▶ [Material supplied]
━━━━

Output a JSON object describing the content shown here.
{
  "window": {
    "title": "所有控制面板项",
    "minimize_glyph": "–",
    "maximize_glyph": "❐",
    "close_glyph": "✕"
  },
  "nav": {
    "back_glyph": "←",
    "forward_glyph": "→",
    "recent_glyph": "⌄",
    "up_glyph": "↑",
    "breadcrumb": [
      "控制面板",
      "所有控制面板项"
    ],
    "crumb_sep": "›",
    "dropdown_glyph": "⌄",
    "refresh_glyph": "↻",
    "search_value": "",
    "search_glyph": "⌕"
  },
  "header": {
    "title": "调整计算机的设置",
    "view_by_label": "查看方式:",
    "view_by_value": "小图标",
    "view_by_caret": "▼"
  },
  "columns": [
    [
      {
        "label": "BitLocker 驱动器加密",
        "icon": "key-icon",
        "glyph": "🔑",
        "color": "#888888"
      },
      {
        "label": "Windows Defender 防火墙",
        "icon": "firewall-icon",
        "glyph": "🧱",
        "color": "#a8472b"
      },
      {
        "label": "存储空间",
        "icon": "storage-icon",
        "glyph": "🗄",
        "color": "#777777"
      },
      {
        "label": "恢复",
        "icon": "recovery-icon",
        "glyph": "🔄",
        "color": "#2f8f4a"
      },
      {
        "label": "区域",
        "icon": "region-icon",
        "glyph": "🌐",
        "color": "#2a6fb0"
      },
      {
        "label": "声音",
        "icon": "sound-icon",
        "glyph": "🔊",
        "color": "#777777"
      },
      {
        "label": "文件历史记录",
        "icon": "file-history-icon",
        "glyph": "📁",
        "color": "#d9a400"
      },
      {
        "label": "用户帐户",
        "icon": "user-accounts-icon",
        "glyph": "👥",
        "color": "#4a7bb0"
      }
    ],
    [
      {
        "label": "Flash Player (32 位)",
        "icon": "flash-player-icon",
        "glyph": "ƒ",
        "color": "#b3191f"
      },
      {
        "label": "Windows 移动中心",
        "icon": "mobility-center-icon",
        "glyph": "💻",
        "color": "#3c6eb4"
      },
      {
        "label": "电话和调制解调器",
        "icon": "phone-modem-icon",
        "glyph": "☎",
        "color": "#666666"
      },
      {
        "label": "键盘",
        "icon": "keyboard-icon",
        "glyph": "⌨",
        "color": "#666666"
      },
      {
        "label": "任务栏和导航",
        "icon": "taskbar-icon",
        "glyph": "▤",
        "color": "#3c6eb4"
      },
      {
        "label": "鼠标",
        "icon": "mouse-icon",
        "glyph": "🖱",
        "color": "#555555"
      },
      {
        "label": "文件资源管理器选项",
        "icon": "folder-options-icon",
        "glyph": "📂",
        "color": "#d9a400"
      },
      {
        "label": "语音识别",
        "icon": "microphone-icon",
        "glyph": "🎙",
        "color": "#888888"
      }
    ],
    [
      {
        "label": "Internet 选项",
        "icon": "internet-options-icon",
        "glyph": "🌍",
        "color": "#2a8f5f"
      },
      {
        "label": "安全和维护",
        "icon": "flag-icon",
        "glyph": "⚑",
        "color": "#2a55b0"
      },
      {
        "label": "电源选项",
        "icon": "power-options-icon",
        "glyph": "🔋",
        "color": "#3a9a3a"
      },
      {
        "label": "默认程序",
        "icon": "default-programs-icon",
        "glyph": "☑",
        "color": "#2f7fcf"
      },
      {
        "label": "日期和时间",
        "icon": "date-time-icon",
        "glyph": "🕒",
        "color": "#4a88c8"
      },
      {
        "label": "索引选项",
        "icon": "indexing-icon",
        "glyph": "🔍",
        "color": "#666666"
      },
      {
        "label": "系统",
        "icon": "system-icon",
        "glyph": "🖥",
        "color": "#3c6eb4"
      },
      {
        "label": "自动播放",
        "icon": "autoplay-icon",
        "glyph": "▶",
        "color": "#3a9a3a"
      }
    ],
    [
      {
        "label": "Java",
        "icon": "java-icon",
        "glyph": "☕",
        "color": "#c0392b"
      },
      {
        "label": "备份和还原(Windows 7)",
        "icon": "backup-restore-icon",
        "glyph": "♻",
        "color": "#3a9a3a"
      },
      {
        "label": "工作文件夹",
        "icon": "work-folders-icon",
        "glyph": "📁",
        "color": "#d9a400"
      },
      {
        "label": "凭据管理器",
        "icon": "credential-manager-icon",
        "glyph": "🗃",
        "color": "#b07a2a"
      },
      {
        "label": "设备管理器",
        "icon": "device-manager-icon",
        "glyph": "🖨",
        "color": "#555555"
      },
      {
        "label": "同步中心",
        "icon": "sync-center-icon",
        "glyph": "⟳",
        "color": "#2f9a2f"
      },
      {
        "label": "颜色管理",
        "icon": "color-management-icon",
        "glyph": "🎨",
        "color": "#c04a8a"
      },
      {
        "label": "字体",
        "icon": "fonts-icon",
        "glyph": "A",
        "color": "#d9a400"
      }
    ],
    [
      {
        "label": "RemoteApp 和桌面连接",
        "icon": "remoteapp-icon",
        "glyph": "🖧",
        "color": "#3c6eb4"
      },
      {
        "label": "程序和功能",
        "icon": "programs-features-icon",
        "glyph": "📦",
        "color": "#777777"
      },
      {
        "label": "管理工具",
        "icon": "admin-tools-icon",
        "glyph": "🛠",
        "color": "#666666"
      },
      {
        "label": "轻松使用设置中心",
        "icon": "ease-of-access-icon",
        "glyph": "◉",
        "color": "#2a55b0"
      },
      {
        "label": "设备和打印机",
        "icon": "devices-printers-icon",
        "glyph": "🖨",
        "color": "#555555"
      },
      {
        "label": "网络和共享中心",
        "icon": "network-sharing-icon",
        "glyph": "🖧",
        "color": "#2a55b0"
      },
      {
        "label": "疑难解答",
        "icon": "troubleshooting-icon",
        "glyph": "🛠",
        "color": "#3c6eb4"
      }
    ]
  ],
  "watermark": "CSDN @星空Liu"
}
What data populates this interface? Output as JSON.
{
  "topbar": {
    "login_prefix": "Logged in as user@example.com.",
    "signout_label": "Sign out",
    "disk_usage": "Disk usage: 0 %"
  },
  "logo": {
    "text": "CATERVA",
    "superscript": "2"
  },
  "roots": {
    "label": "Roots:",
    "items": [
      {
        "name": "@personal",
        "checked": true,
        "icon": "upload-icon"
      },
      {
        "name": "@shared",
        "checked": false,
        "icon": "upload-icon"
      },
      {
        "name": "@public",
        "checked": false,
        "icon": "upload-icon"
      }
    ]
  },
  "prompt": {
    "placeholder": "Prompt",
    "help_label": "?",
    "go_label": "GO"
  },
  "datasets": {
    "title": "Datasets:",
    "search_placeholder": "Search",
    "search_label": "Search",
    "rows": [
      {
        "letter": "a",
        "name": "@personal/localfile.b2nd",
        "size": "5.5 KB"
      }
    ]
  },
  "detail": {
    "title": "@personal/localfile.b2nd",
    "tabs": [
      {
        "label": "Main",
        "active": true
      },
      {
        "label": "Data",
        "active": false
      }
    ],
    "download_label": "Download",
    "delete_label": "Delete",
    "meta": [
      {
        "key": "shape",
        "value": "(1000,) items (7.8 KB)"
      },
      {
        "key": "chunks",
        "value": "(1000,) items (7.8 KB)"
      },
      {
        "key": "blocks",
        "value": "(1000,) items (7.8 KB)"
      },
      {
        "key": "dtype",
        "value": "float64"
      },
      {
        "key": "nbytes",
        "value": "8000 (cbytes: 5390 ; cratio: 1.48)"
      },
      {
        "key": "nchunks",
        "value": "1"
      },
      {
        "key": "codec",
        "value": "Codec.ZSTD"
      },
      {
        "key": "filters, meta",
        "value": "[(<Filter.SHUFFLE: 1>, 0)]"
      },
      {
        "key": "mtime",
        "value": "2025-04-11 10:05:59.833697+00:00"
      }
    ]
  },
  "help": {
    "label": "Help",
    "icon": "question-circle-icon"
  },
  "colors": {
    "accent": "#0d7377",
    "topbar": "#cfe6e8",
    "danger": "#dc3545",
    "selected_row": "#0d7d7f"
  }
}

━━━━

▶ [Short task]
Choose all lines containing the string "user" and copy them out.

▶ [Complete response]
        "icon": "user-accounts-icon",
    "login_prefix": "Logged in as user@example.com.",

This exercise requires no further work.